• **DIRECTION**: Copy every line in which the string "structured" occurs.

********

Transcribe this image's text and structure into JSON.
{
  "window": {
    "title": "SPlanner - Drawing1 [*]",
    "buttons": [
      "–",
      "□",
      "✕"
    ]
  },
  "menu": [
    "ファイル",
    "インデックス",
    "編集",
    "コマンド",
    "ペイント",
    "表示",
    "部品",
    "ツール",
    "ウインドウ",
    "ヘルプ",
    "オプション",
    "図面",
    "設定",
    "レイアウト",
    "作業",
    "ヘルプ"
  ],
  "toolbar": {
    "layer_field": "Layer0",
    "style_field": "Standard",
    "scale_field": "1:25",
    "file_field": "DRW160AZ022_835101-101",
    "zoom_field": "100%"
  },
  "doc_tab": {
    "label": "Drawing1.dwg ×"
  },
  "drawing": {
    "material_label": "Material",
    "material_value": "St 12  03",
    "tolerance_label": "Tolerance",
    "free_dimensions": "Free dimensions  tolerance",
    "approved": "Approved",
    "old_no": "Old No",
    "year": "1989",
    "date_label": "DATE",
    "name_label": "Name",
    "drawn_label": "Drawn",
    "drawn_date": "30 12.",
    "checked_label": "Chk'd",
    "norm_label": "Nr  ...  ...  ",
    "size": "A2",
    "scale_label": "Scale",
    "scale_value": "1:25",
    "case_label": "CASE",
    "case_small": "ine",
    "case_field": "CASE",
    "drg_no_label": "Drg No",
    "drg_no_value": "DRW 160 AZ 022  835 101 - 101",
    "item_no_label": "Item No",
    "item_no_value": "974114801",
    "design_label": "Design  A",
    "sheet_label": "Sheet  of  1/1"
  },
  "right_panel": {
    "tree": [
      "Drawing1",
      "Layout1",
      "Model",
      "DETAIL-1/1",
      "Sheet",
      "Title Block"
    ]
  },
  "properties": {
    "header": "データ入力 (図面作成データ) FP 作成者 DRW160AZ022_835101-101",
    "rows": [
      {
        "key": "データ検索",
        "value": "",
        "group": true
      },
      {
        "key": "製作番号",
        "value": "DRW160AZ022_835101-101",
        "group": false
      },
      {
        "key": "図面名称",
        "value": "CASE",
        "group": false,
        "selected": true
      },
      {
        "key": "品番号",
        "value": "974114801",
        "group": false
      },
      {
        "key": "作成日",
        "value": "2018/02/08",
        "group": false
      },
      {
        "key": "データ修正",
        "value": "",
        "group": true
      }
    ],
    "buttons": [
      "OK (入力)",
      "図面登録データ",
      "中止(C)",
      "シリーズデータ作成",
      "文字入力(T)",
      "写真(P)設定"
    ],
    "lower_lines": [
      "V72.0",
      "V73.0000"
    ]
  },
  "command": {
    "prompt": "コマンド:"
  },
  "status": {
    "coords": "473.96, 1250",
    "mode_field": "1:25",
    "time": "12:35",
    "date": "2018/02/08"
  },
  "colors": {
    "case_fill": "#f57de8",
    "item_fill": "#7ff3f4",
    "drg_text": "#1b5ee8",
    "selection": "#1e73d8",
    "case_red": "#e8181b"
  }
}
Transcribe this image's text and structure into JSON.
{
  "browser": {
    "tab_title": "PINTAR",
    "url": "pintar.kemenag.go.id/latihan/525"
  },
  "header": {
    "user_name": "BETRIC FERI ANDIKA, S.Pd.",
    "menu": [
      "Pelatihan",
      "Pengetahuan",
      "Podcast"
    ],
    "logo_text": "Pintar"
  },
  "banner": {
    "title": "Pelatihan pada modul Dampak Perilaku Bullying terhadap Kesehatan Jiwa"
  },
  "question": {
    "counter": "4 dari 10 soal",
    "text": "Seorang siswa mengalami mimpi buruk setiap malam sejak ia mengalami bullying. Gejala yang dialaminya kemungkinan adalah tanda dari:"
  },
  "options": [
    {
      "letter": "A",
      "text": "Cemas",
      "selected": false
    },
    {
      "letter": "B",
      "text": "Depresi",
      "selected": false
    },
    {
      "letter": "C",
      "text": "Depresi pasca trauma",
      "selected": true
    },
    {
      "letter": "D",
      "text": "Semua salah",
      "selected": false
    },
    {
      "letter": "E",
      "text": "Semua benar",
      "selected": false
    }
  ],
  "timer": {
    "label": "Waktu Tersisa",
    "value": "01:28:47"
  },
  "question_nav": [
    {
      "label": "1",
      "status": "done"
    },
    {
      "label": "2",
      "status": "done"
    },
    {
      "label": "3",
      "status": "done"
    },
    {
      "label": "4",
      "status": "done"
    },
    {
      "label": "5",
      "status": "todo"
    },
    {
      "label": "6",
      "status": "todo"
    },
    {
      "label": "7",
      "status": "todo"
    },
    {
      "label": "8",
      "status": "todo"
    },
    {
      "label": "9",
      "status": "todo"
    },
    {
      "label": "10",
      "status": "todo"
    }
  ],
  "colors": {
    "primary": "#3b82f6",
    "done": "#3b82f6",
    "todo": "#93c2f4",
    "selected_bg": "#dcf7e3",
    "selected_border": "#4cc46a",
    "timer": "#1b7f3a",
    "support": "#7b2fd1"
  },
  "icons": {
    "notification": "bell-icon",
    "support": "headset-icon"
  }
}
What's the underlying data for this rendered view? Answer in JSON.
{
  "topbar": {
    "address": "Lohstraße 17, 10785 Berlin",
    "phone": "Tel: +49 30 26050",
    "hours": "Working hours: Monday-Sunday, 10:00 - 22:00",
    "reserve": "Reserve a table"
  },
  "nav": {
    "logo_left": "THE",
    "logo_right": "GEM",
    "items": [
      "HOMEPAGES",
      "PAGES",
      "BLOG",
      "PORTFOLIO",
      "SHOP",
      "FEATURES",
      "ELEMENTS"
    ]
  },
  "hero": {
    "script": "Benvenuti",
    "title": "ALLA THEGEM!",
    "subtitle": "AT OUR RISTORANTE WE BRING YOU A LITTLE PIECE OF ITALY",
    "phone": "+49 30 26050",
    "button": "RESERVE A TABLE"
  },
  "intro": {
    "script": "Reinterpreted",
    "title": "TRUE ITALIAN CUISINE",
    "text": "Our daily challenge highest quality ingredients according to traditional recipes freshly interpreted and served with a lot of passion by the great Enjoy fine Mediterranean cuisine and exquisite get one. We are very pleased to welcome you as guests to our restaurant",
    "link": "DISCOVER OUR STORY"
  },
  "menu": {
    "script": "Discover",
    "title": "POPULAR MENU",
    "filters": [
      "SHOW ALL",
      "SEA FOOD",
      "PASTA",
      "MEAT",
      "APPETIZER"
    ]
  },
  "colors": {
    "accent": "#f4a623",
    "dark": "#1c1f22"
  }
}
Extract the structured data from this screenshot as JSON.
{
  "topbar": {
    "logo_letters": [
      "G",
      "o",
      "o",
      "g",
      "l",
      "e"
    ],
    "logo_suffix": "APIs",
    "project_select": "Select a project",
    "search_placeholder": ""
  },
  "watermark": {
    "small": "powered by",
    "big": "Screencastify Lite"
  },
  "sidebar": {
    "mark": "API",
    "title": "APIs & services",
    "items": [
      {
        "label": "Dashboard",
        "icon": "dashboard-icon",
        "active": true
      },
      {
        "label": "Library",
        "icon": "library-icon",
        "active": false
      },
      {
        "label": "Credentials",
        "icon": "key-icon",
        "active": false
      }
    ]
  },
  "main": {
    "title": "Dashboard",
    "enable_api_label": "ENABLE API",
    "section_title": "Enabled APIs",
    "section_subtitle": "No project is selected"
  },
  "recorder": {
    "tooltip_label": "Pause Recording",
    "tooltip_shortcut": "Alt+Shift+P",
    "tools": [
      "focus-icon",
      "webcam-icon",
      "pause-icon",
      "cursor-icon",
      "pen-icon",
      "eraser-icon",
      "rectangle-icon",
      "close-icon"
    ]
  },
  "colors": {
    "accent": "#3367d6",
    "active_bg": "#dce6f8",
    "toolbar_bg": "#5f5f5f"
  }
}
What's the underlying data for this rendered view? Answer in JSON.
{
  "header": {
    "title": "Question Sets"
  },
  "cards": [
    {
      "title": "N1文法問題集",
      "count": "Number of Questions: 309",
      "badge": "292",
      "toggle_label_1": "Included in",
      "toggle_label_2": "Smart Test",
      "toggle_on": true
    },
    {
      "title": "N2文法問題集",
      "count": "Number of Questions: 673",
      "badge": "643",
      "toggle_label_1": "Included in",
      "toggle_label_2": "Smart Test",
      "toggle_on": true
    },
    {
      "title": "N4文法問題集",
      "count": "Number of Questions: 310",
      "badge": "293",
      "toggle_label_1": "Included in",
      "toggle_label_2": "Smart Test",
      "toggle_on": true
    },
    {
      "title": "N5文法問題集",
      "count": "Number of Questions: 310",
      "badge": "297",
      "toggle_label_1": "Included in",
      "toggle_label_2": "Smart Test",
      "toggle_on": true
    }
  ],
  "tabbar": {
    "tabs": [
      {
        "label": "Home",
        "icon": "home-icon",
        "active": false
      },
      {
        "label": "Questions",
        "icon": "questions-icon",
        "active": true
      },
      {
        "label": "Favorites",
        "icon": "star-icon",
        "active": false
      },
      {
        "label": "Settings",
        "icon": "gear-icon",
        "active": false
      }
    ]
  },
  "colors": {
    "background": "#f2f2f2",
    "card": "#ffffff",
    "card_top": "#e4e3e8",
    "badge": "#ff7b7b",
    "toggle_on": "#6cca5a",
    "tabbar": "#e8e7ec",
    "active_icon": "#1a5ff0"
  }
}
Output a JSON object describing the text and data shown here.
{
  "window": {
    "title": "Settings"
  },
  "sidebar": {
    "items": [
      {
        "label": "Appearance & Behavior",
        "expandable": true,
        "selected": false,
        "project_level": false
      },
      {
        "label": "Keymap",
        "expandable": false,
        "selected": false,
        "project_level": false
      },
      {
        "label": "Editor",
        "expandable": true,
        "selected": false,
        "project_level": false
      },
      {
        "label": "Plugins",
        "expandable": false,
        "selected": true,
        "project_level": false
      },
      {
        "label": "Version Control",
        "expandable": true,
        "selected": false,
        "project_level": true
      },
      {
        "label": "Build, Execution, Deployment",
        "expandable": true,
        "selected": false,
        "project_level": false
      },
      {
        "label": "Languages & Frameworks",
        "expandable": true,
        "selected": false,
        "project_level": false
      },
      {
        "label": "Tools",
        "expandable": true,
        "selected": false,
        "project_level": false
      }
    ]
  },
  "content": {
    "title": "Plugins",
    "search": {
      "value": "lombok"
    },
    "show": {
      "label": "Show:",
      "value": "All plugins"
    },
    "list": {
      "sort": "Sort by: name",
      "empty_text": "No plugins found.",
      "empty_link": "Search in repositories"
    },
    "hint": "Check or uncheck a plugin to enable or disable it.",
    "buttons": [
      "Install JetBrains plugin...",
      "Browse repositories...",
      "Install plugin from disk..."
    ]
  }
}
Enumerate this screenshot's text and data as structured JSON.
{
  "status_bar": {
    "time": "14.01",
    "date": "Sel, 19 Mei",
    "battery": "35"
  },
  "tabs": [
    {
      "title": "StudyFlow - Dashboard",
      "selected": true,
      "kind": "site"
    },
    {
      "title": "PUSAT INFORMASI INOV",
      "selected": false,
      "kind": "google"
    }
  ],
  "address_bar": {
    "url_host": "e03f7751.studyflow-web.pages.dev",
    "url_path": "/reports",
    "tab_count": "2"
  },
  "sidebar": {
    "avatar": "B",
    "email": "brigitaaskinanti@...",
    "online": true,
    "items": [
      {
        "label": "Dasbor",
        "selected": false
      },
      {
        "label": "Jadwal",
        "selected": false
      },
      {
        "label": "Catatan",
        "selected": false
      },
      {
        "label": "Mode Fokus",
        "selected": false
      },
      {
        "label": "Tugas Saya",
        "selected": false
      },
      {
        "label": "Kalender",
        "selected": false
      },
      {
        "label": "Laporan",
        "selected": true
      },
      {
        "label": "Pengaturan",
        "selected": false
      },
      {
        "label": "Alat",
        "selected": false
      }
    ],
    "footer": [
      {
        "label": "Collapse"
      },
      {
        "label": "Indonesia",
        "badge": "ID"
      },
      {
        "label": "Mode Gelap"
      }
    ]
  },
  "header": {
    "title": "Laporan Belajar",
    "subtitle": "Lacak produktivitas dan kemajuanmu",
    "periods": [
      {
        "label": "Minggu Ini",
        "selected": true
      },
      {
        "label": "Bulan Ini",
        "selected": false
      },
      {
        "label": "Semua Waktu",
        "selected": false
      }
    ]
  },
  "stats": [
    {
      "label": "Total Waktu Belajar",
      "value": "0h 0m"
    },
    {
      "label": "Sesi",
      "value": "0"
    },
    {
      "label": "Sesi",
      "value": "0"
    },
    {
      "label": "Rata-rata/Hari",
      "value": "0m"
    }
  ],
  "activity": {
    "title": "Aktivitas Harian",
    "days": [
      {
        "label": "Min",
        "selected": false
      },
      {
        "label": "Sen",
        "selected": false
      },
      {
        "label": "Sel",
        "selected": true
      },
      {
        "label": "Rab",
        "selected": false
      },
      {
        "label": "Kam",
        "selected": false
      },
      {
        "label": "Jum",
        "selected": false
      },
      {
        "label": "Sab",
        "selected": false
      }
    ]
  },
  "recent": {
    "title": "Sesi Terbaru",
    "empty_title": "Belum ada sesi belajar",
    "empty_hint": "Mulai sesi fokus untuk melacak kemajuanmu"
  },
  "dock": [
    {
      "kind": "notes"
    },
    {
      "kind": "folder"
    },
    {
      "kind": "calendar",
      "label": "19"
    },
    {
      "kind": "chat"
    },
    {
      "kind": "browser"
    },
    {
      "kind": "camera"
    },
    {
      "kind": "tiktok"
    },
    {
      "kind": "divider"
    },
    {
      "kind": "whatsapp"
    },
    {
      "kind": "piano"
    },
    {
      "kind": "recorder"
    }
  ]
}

********

• **FINAL RESULT**:
Extract the structured data from this screenshot as JSON.
Enumerate this screenshot's text and data as structured JSON.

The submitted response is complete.